• **記述問題 a**
ジャックラッセルテリアの解説記事から、「そこで今回は、ジャックラッセ」を含む語句で始まり「は1年を通して毛が抜けます。」で終わる部分を、一字も変えずに抜き出して返してください。

• **出典抜粋**
┄┄┄┄┄┄
ジャックラッセルテリアの性格とは?特徴や飼い方など徹底解説
#犬種図鑑
人気ハリウッド映画「マスク」に出演、ぴょんぴょんとはねる姿で一躍人気者になったジャックラッセルテリア。かわいらしい顔立ちとやんちゃな性格に魅了される人も少なくありません。
そこで今回は、ジャックラッセルテリアの特徴や性格、歴史、飼い方のコツやしつけのポイントについて詳しく解説していきます。ジャックラッセルテリアと暮らしている方や興味のある方は、ぜひ参考にしてください。
ジャックラッセルテリアはどんな犬種?
ジャックラッセルテリアはイギリス原産の小型犬で、狩猟犬としてのルーツをもつ犬種です。かわいらしい容姿ですがテリアの特徴を備えており、活発で勇敢な一面もあります。
ジャックラッセルテリアの大きさ・外見
ジャックラッセルテリアは成犬になると体高25〜30cm前後、体重5〜6kg前後の大きさになります。また、ジャパンケネルクラブでは、体高5cmに対して1kgを理想としています。
たとえば、体高が25cmの場合、5kgがベストな体重となります。体高よりも体長が長く、体つきは筋肉質でしなやかです。
ジャックラッセルテリアの被毛
犬の被毛には、オーバーコートとアンダーコートの2種類の被毛をもつダブルコートと、オーバーコートだけが生えているシングルコートがあります。ジャックラッセルはシングルコートで、被毛は太くて強いことが特徴です。また、シングルコートの犬は1年を通して毛が抜けます。
┄┄┄┄┄┄
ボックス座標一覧
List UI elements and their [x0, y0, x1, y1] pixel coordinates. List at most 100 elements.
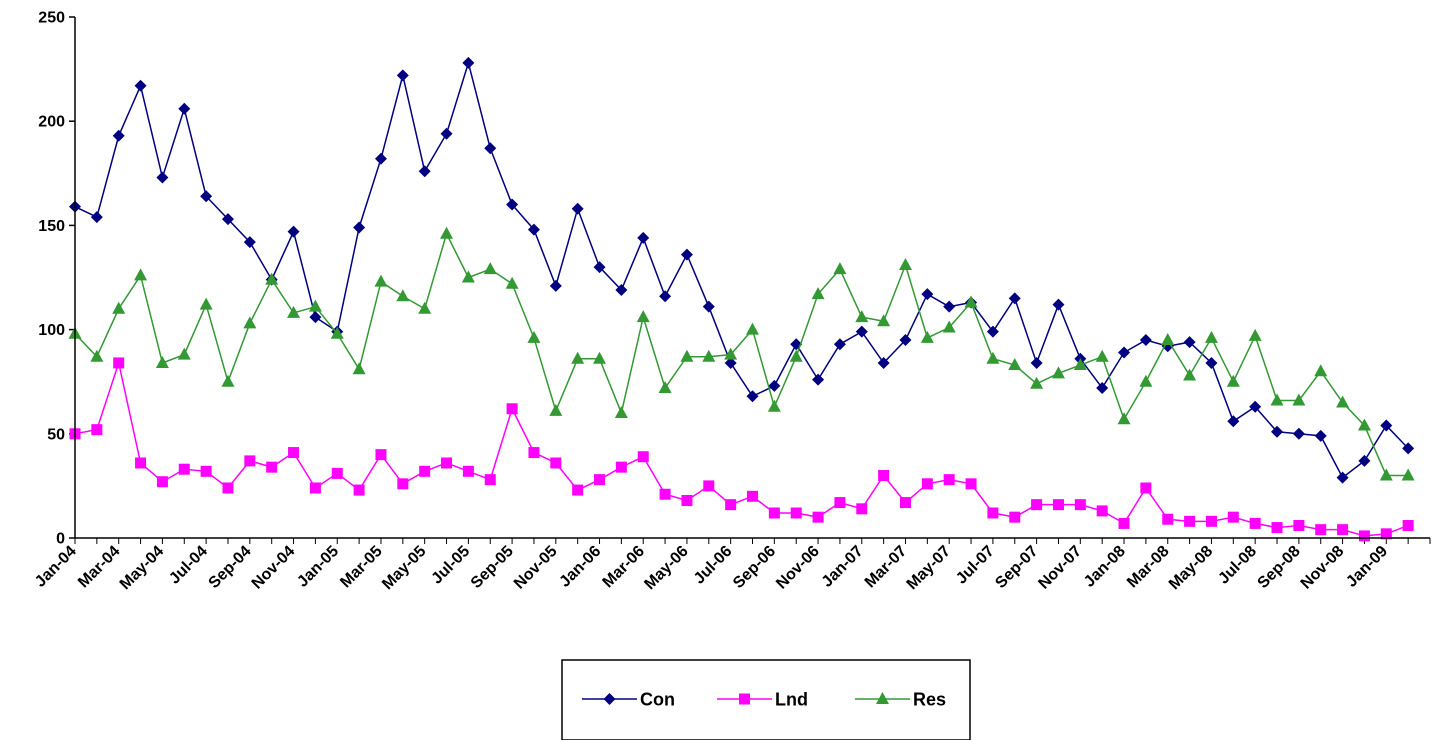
data-point-con — [615, 284, 628, 297]
data-point-lnd — [135, 457, 147, 469]
data-point-res — [505, 276, 519, 289]
data-point-res — [1095, 349, 1109, 362]
data-point-res — [942, 320, 956, 333]
y-tick-label: 100 — [38, 322, 65, 339]
x-tick-label: Jan-08 — [1081, 543, 1129, 591]
data-point-res — [964, 295, 978, 308]
data-point-lnd — [1162, 513, 1174, 525]
x-tick-label: Mar-08 — [1124, 543, 1173, 592]
series-line-res — [74, 231, 1409, 477]
data-point-con — [1314, 429, 1327, 442]
data-point-con — [1402, 442, 1415, 455]
data-point-res — [308, 299, 322, 312]
data-point-lnd — [1009, 511, 1021, 523]
data-point-con — [833, 338, 846, 351]
x-tick-label: Jan-04 — [32, 543, 80, 591]
data-point-res — [614, 405, 628, 418]
data-point-con — [1008, 292, 1021, 305]
data-point-res — [1379, 468, 1393, 481]
data-point-lnd — [615, 461, 627, 473]
x-tick-label: Mar-07 — [862, 543, 911, 592]
data-point-lnd — [768, 507, 780, 519]
data-point-res — [243, 316, 257, 329]
x-tick-label: Jul-05 — [428, 543, 473, 588]
x-tick-label: Jul-08 — [1215, 543, 1260, 588]
legend-label-lnd: Lnd — [775, 690, 808, 710]
data-point-res — [920, 330, 934, 343]
data-point-con — [593, 261, 606, 274]
data-point-con — [1205, 356, 1218, 369]
legend-box — [561, 659, 971, 740]
data-point-lnd — [1337, 524, 1349, 536]
data-point-res — [396, 289, 410, 302]
data-point-con — [921, 288, 934, 301]
data-point-res — [702, 349, 716, 362]
series-line-con — [74, 60, 1409, 479]
data-point-lnd — [1249, 517, 1261, 529]
data-point-con — [680, 248, 693, 261]
data-point-res — [1336, 395, 1350, 408]
data-point-con — [374, 152, 387, 165]
x-tick-label: Sep-05 — [468, 543, 517, 592]
data-point-res — [199, 297, 213, 310]
x-tick-label: Sep-07 — [992, 543, 1041, 592]
data-point-lnd — [528, 447, 540, 459]
data-point-con — [1271, 425, 1284, 438]
x-tick-label: Nov-06 — [773, 543, 823, 593]
data-point-con — [156, 171, 169, 184]
data-point-con — [812, 373, 825, 386]
data-point-con — [396, 69, 409, 82]
data-point-lnd — [878, 469, 890, 481]
data-point-lnd — [725, 499, 737, 511]
x-tick-label: Jul-07 — [953, 543, 998, 588]
data-point-lnd — [1184, 515, 1196, 527]
data-point-lnd — [244, 455, 256, 467]
x-tick-label: Nov-04 — [249, 543, 299, 593]
data-point-res — [527, 330, 541, 343]
data-point-con — [1030, 356, 1043, 369]
data-point-lnd — [856, 503, 868, 515]
data-point-con — [527, 223, 540, 236]
data-point-con — [221, 213, 234, 226]
data-point-lnd — [353, 484, 365, 496]
data-point-lnd — [200, 465, 212, 477]
y-tick-label: 0 — [56, 531, 65, 548]
data-point-res — [1051, 366, 1065, 379]
data-point-res — [418, 301, 432, 314]
data-point-res — [571, 351, 585, 364]
legend-item-con: Con — [582, 690, 675, 710]
data-point-res — [877, 314, 891, 327]
data-point-lnd — [1118, 517, 1130, 529]
x-tick-label: Jul-06 — [691, 543, 736, 588]
data-point-con — [1292, 427, 1305, 440]
x-tick-label: Mar-04 — [75, 543, 124, 592]
data-point-res — [636, 310, 650, 323]
data-point-lnd — [397, 478, 409, 490]
data-point-res — [1204, 330, 1218, 343]
x-axis-ticks: Jan-04Mar-04May-04Jul-04Sep-04Nov-04Jan-… — [32, 538, 1431, 593]
y-tick-label: 150 — [38, 218, 65, 235]
data-point-con — [112, 129, 125, 142]
data-point-con — [243, 236, 256, 249]
data-point-con — [90, 211, 103, 224]
data-point-con — [899, 334, 912, 347]
data-point-res — [1117, 412, 1131, 425]
data-point-lnd — [331, 467, 343, 479]
data-point-lnd — [1227, 511, 1239, 523]
data-point-res — [440, 226, 454, 239]
legend-marker-res — [876, 692, 889, 704]
data-point-lnd — [113, 357, 125, 369]
data-point-lnd — [594, 474, 606, 486]
data-point-lnd — [419, 465, 431, 477]
data-point-lnd — [1074, 499, 1086, 511]
data-point-res — [90, 349, 104, 362]
data-point-con — [484, 142, 497, 155]
x-tick-label: Jan-05 — [294, 543, 342, 591]
data-point-lnd — [484, 474, 496, 486]
x-tick-label: May-08 — [1166, 543, 1216, 593]
data-point-res — [898, 257, 912, 270]
data-point-con — [1096, 381, 1109, 394]
data-point-con — [200, 190, 213, 203]
data-point-lnd — [572, 484, 584, 496]
data-point-res — [549, 403, 563, 416]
┄┄┄┄┄┄
• **記述問題 b**
上のエントリのうち、「data-point-con — [615, 284, 628, 297]」を含む行で始まり「y-tick-label: 100 — [38, 322, 65, 339]」を含む行で終わる部分を、両端の行も含めて番号付きリストに書き直してください。空行は除き、その範囲の行だけを挙げてください。

• **演習結果 a**
そこで今回は、ジャックラッセルテリアの特徴や性格、歴史、飼い方のコツやしつけのポイントについて詳しく解説していきます。ジャックラッセルテリアと暮らしている方や興味のある方は、ぜひ参考にしてください。
ジャックラッセルテリアはどんな犬種?
ジャックラッセルテリアはイギリス原産の小型犬で、狩猟犬としてのルーツをもつ犬種です。かわいらしい容姿ですがテリアの特徴を備えており、活発で勇敢な一面もあります。
ジャックラッセルテリアの大きさ・外見
ジャックラッセルテリアは成犬になると体高25〜30cm前後、体重5〜6kg前後の大きさになります。また、ジャパンケネルクラブでは、体高5cmに対して1kgを理想としています。
たとえば、体高が25cmの場合、5kgがベストな体重となります。体高よりも体長が長く、体つきは筋肉質でしなやかです。
ジャックラッセルテリアの被毛
犬の被毛には、オーバーコートとアンダーコートの2種類の被毛をもつダブルコートと、オーバーコートだけが生えているシングルコートがあります。ジャックラッセルはシングルコートで、被毛は太くて強いことが特徴です。また、シングルコートの犬は1年を通して毛が抜けます。

• **演習結果 b**
1. data-point-con — [615, 284, 628, 297]
2. data-point-lnd — [135, 457, 147, 469]
3. data-point-res — [505, 276, 519, 289]
4. data-point-res — [1095, 349, 1109, 362]
5. data-point-res — [942, 320, 956, 333]
6. y-tick-label: 100 — [38, 322, 65, 339]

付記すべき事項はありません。